| Request |
Write out every single entry exactly.

-=-=-=-=-

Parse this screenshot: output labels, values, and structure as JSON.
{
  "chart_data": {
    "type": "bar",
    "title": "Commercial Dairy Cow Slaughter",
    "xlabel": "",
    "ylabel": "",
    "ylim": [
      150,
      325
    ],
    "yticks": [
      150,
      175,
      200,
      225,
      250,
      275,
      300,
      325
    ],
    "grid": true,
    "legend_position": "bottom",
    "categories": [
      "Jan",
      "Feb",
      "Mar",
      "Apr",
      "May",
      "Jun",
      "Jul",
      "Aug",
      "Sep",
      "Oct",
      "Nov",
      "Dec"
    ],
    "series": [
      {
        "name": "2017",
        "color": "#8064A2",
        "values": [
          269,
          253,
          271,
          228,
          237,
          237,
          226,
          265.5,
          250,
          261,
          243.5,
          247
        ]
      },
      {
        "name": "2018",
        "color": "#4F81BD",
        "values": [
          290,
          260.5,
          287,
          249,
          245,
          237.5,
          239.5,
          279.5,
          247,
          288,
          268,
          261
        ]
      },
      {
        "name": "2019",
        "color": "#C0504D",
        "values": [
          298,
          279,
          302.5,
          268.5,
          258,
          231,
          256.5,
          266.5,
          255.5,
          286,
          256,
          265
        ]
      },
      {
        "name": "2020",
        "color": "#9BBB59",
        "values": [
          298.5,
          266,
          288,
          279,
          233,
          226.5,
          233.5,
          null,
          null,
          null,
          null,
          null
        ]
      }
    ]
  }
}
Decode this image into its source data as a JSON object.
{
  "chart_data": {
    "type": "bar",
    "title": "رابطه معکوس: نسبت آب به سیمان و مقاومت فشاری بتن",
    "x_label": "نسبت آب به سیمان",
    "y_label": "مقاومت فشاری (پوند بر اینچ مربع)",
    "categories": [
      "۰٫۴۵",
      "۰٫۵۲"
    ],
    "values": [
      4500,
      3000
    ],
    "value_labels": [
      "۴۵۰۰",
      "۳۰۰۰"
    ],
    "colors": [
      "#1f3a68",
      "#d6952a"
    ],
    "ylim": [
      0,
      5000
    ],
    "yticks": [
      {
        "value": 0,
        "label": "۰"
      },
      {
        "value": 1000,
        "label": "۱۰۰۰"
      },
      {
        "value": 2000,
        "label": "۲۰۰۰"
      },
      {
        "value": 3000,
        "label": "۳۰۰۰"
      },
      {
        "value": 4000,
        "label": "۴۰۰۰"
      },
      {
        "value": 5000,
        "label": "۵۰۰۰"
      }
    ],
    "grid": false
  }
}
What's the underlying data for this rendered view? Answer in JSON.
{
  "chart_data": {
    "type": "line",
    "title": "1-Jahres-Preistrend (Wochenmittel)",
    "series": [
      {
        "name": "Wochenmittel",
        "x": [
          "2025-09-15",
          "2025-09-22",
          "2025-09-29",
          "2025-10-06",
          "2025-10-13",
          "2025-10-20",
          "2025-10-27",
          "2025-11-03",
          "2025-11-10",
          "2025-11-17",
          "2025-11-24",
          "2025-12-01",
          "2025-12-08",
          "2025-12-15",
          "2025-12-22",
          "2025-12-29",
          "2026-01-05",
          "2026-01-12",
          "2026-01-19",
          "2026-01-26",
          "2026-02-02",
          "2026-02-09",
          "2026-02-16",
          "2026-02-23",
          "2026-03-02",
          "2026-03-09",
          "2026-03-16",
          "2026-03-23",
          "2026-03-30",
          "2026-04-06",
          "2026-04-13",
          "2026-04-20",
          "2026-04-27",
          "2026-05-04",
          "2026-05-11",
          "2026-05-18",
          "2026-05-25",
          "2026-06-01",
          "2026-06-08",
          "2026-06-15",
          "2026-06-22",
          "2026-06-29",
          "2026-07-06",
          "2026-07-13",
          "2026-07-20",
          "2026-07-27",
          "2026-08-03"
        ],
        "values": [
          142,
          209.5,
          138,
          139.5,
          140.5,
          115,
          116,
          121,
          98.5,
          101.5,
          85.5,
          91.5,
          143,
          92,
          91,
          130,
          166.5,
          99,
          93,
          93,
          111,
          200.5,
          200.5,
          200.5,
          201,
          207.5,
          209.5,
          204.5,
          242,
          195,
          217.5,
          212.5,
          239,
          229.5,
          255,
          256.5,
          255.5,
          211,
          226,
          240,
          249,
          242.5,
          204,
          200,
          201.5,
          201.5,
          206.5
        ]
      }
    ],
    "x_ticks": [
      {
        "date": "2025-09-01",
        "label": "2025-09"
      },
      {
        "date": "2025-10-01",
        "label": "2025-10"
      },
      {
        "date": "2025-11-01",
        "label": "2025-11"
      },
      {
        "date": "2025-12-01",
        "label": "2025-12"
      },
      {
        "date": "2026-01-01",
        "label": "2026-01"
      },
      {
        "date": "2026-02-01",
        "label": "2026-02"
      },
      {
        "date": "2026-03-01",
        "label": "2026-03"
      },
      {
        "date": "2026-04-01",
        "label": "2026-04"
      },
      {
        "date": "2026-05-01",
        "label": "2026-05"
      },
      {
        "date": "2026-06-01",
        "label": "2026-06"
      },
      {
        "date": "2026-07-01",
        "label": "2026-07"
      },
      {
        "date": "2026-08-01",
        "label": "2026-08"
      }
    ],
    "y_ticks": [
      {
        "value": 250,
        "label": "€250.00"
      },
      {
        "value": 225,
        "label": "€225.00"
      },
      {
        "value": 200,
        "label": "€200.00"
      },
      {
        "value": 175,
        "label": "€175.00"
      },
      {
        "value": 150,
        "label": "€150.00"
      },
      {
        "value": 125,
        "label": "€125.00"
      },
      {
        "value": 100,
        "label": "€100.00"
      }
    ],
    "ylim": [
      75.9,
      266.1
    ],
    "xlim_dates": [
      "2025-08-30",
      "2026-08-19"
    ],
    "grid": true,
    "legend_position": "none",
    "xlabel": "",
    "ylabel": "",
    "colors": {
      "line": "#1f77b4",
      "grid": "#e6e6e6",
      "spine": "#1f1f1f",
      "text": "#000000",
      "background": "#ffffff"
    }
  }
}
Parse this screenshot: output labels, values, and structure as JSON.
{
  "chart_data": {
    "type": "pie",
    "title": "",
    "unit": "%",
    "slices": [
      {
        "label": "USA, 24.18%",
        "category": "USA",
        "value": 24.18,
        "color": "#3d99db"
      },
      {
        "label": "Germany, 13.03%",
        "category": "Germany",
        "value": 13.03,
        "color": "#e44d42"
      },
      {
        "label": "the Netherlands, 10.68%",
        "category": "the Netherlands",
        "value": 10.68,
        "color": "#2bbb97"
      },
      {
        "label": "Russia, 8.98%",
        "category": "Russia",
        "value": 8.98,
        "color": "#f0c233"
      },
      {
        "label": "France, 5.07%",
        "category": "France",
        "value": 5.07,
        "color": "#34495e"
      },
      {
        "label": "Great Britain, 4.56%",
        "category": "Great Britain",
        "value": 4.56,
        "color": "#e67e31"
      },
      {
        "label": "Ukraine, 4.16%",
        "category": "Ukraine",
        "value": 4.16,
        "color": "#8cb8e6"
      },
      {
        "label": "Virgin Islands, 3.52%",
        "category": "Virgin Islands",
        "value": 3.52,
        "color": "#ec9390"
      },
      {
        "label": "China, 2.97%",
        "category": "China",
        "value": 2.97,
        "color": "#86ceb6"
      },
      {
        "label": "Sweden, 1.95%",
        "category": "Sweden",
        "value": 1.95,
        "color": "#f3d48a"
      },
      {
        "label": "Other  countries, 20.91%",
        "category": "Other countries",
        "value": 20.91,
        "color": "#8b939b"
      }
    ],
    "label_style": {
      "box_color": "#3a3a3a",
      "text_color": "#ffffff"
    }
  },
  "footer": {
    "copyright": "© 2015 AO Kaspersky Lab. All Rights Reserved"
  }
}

-=-=-=-=-

| Response to the task |
Parse this screenshot: output labels, values, and structure as JSON.
{
  "chart_data": {
    "type": "bar",
    "title": "Commercial Dairy Cow Slaughter",
    "xlabel": "",
    "ylabel": "",
    "ylim": [
      150,
      325
    ],
    "yticks": [
      150,
      175,
      200,
      225,
      250,
      275,
      300,
      325
    ],
    "grid": true,
    "legend_position": "bottom",
    "categories": [
      "Jan",
      "Feb",
      "Mar",
      "Apr",
      "May",
      "Jun",
      "Jul",
      "Aug",
      "Sep",
      "Oct",
      "Nov",
      "Dec"
    ],
    "series": [
      {
        "name": "2017",
        "color": "#8064A2",
        "values": [
          269,
          253,
          271,
          228,
          237,
          237,
          226,
          265.5,
          250,
          261,
          243.5,
          247
        ]
      },
      {
        "name": "2018",
        "color": "#4F81BD",
        "values": [
          290,
          260.5,
          287,
          249,
          245,
          237.5,
          239.5,
          279.5,
          247,
          288,
          268,
          261
        ]
      },
      {
        "name": "2019",
        "color": "#C0504D",
        "values": [
          298,
          279,
          302.5,
          268.5,
          258,
          231,
          256.5,
          266.5,
          255.5,
          286,
          256,
          265
        ]
      },
      {
        "name": "2020",
        "color": "#9BBB59",
        "values": [
          298.5,
          266,
          288,
          279,
          233,
          226.5,
          233.5,
          null,
          null,
          null,
          null,
          null
        ]
      }
    ]
  }
}
Decode this image into its source data as a JSON object.
{
  "chart_data": {
    "type": "bar",
    "title": "رابطه معکوس: نسبت آب به سیمان و مقاومت فشاری بتن",
    "x_label": "نسبت آب به سیمان",
    "y_label": "مقاومت فشاری (پوند بر اینچ مربع)",
    "categories": [
      "۰٫۴۵",
      "۰٫۵۲"
    ],
    "values": [
      4500,
      3000
    ],
    "value_labels": [
      "۴۵۰۰",
      "۳۰۰۰"
    ],
    "colors": [
      "#1f3a68",
      "#d6952a"
    ],
    "ylim": [
      0,
      5000
    ],
    "yticks": [
      {
        "value": 0,
        "label": "۰"
      },
      {
        "value": 1000,
        "label": "۱۰۰۰"
      },
      {
        "value": 2000,
        "label": "۲۰۰۰"
      },
      {
        "value": 3000,
        "label": "۳۰۰۰"
      },
      {
        "value": 4000,
        "label": "۴۰۰۰"
      },
      {
        "value": 5000,
        "label": "۵۰۰۰"
      }
    ],
    "grid": false
  }
}
What's the underlying data for this rendered view? Answer in JSON.
{
  "chart_data": {
    "type": "line",
    "title": "1-Jahres-Preistrend (Wochenmittel)",
    "series": [
      {
        "name": "Wochenmittel",
        "x": [
          "2025-09-15",
          "2025-09-22",
          "2025-09-29",
          "2025-10-06",
          "2025-10-13",
          "2025-10-20",
          "2025-10-27",
          "2025-11-03",
          "2025-11-10",
          "2025-11-17",
          "2025-11-24",
          "2025-12-01",
          "2025-12-08",
          "2025-12-15",
          "2025-12-22",
          "2025-12-29",
          "2026-01-05",
          "2026-01-12",
          "2026-01-19",
          "2026-01-26",
          "2026-02-02",
          "2026-02-09",
          "2026-02-16",
          "2026-02-23",
          "2026-03-02",
          "2026-03-09",
          "2026-03-16",
          "2026-03-23",
          "2026-03-30",
          "2026-04-06",
          "2026-04-13",
          "2026-04-20",
          "2026-04-27",
          "2026-05-04",
          "2026-05-11",
          "2026-05-18",
          "2026-05-25",
          "2026-06-01",
          "2026-06-08",
          "2026-06-15",
          "2026-06-22",
          "2026-06-29",
          "2026-07-06",
          "2026-07-13",
          "2026-07-20",
          "2026-07-27",
          "2026-08-03"
        ],
        "values": [
          142,
          209.5,
          138,
          139.5,
          140.5,
          115,
          116,
          121,
          98.5,
          101.5,
          85.5,
          91.5,
          143,
          92,
          91,
          130,
          166.5,
          99,
          93,
          93,
          111,
          200.5,
          200.5,
          200.5,
          201,
          207.5,
          209.5,
          204.5,
          242,
          195,
          217.5,
          212.5,
          239,
          229.5,
          255,
          256.5,
          255.5,
          211,
          226,
          240,
          249,
          242.5,
          204,
          200,
          201.5,
          201.5,
          206.5
        ]
      }
    ],
    "x_ticks": [
      {
        "date": "2025-09-01",
        "label": "2025-09"
      },
      {
        "date": "2025-10-01",
        "label": "2025-10"
      },
      {
        "date": "2025-11-01",
        "label": "2025-11"
      },
      {
        "date": "2025-12-01",
        "label": "2025-12"
      },
      {
        "date": "2026-01-01",
        "label": "2026-01"
      },
      {
        "date": "2026-02-01",
        "label": "2026-02"
      },
      {
        "date": "2026-03-01",
        "label": "2026-03"
      },
      {
        "date": "2026-04-01",
        "label": "2026-04"
      },
      {
        "date": "2026-05-01",
        "label": "2026-05"
      },
      {
        "date": "2026-06-01",
        "label": "2026-06"
      },
      {
        "date": "2026-07-01",
        "label": "2026-07"
      },
      {
        "date": "2026-08-01",
        "label": "2026-08"
      }
    ],
    "y_ticks": [
      {
        "value": 250,
        "label": "€250.00"
      },
      {
        "value": 225,
        "label": "€225.00"
      },
      {
        "value": 200,
        "label": "€200.00"
      },
      {
        "value": 175,
        "label": "€175.00"
      },
      {
        "value": 150,
        "label": "€150.00"
      },
      {
        "value": 125,
        "label": "€125.00"
      },
      {
        "value": 100,
        "label": "€100.00"
      }
    ],
    "ylim": [
      75.9,
      266.1
    ],
    "xlim_dates": [
      "2025-08-30",
      "2026-08-19"
    ],
    "grid": true,
    "legend_position": "none",
    "xlabel": "",
    "ylabel": "",
    "colors": {
      "line": "#1f77b4",
      "grid": "#e6e6e6",
      "spine": "#1f1f1f",
      "text": "#000000",
      "background": "#ffffff"
    }
  }
}
Parse this screenshot: output labels, values, and structure as JSON.
{
  "chart_data": {
    "type": "pie",
    "title": "",
    "unit": "%",
    "slices": [
      {
        "label": "USA, 24.18%",
        "category": "USA",
        "value": 24.18,
        "color": "#3d99db"
      },
      {
        "label": "Germany, 13.03%",
        "category": "Germany",
        "value": 13.03,
        "color": "#e44d42"
      },
      {
        "label": "the Netherlands, 10.68%",
        "category": "the Netherlands",
        "value": 10.68,
        "color": "#2bbb97"
      },
      {
        "label": "Russia, 8.98%",
        "category": "Russia",
        "value": 8.98,
        "color": "#f0c233"
      },
      {
        "label": "France, 5.07%",
        "category": "France",
        "value": 5.07,
        "color": "#34495e"
      },
      {
        "label": "Great Britain, 4.56%",
        "category": "Great Britain",
        "value": 4.56,
        "color": "#e67e31"
      },
      {
        "label": "Ukraine, 4.16%",
        "category": "Ukraine",
        "value": 4.16,
        "color": "#8cb8e6"
      },
      {
        "label": "Virgin Islands, 3.52%",
        "category": "Virgin Islands",
        "value": 3.52,
        "color": "#ec9390"
      },
      {
        "label": "China, 2.97%",
        "category": "China",
        "value": 2.97,
        "color": "#86ceb6"
      },
      {
        "label": "Sweden, 1.95%",
        "category": "Sweden",
        "value": 1.95,
        "color": "#f3d48a"
      },
      {
        "label": "Other  countries, 20.91%",
        "category": "Other countries",
        "value": 20.91,
        "color": "#8b939b"
      }
    ],
    "label_style": {
      "box_color": "#3a3a3a",
      "text_color": "#ffffff"
    }
  },
  "footer": {
    "copyright": "© 2015 AO Kaspersky Lab. All Rights Reserved"
  }
}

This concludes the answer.